--- Begin Source records ---

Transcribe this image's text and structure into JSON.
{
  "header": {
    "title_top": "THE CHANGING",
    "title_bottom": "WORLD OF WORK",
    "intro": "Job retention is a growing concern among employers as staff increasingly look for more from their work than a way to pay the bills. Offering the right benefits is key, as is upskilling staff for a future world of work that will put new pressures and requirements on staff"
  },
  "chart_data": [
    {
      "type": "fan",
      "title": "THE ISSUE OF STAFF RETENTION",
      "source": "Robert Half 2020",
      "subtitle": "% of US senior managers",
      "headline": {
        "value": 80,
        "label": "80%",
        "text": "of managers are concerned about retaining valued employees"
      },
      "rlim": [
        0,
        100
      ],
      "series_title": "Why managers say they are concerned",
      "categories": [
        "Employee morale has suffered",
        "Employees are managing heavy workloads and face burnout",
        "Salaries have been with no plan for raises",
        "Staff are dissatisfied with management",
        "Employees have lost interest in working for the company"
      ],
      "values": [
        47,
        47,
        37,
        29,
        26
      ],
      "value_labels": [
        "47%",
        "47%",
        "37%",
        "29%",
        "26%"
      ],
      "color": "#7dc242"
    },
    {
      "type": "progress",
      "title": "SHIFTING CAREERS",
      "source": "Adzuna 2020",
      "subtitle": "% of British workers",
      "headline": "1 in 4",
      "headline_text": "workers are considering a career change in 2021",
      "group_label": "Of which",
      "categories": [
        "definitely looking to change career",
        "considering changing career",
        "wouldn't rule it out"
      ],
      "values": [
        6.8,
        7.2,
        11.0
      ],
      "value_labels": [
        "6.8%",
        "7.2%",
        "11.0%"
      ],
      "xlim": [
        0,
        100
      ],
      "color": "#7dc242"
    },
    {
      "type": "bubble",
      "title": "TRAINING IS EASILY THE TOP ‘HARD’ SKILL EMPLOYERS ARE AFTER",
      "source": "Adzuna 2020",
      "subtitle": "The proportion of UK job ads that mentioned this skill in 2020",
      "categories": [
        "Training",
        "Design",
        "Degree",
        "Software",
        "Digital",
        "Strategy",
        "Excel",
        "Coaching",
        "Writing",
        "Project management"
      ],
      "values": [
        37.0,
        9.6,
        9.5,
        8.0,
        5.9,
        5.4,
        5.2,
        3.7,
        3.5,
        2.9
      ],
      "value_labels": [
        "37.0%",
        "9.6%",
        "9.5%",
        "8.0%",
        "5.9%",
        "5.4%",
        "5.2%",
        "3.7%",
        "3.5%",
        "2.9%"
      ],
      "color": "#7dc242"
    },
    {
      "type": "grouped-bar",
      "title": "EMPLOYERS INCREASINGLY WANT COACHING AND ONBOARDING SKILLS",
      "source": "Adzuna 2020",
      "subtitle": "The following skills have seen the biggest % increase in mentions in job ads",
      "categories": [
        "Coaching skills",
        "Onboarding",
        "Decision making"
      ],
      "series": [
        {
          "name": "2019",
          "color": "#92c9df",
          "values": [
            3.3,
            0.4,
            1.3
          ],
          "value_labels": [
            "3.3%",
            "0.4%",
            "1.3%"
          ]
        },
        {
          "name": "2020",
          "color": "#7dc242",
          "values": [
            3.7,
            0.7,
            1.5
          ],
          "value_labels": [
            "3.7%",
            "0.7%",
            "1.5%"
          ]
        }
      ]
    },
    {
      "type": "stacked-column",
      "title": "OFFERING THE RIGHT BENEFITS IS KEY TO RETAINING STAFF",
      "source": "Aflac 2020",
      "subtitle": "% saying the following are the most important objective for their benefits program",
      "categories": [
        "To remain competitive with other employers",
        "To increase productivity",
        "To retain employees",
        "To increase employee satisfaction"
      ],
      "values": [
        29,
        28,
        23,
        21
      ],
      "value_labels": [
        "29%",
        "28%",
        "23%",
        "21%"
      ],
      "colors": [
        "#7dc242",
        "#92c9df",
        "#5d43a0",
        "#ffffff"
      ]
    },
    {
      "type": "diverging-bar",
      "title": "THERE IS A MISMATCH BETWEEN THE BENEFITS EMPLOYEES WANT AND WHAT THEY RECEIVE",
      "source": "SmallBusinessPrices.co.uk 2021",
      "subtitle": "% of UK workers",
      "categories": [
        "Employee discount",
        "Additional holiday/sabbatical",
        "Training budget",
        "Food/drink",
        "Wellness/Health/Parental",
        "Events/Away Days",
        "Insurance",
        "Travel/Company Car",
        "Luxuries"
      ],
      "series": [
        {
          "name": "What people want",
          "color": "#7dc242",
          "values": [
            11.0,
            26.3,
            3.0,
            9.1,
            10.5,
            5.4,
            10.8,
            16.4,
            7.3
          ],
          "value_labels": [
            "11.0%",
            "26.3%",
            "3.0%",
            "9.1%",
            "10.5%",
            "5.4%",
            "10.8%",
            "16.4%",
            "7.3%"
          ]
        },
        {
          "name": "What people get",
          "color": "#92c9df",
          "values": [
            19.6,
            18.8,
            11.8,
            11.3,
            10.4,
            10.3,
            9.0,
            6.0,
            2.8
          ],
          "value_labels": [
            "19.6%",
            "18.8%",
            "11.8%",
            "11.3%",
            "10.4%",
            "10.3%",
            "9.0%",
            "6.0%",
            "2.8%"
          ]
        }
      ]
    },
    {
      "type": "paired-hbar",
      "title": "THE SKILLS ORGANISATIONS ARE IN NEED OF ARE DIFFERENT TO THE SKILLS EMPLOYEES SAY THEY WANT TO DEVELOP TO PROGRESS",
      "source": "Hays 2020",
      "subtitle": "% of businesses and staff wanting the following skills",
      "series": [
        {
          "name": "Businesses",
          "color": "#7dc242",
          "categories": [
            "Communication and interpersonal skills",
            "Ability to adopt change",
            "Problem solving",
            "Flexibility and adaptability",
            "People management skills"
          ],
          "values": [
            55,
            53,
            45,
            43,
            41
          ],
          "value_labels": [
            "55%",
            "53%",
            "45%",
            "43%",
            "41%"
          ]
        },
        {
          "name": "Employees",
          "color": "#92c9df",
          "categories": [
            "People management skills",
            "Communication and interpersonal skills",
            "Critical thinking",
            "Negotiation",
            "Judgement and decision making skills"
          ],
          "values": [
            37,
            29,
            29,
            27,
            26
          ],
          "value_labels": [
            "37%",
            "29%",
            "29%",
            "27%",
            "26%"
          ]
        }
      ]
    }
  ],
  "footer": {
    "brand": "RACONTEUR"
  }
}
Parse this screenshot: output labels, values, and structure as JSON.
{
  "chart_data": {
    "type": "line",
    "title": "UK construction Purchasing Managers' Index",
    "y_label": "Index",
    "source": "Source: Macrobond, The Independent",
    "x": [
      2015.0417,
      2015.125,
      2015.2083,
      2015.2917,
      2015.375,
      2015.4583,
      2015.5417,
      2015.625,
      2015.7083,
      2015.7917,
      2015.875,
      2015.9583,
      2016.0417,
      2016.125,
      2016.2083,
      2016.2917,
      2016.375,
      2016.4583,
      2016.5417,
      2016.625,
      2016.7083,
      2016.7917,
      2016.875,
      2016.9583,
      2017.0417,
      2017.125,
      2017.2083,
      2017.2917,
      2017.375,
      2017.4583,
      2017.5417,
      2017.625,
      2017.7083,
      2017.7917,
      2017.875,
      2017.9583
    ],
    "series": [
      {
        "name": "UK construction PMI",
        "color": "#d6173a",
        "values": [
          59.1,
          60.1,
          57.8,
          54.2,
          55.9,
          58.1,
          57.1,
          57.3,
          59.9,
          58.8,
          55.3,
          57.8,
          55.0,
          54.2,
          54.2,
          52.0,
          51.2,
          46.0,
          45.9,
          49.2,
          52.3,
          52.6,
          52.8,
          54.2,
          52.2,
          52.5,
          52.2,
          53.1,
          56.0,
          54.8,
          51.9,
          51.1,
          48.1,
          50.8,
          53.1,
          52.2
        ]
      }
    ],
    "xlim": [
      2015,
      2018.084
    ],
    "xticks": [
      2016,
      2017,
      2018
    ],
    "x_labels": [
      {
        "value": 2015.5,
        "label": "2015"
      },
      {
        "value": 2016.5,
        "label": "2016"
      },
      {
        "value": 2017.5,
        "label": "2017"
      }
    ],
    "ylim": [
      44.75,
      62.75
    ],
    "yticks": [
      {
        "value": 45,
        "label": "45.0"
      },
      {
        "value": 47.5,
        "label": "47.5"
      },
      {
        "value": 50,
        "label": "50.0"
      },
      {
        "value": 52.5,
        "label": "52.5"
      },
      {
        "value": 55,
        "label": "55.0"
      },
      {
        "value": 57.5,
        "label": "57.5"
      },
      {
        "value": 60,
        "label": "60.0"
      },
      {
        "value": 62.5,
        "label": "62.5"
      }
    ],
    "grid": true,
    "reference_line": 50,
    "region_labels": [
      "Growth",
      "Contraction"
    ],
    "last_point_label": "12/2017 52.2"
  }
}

--- End Source records ---

### Exercise description
Scan the material above and determine how many lines include the word "JSON"; report only the number.

### Worked answer
2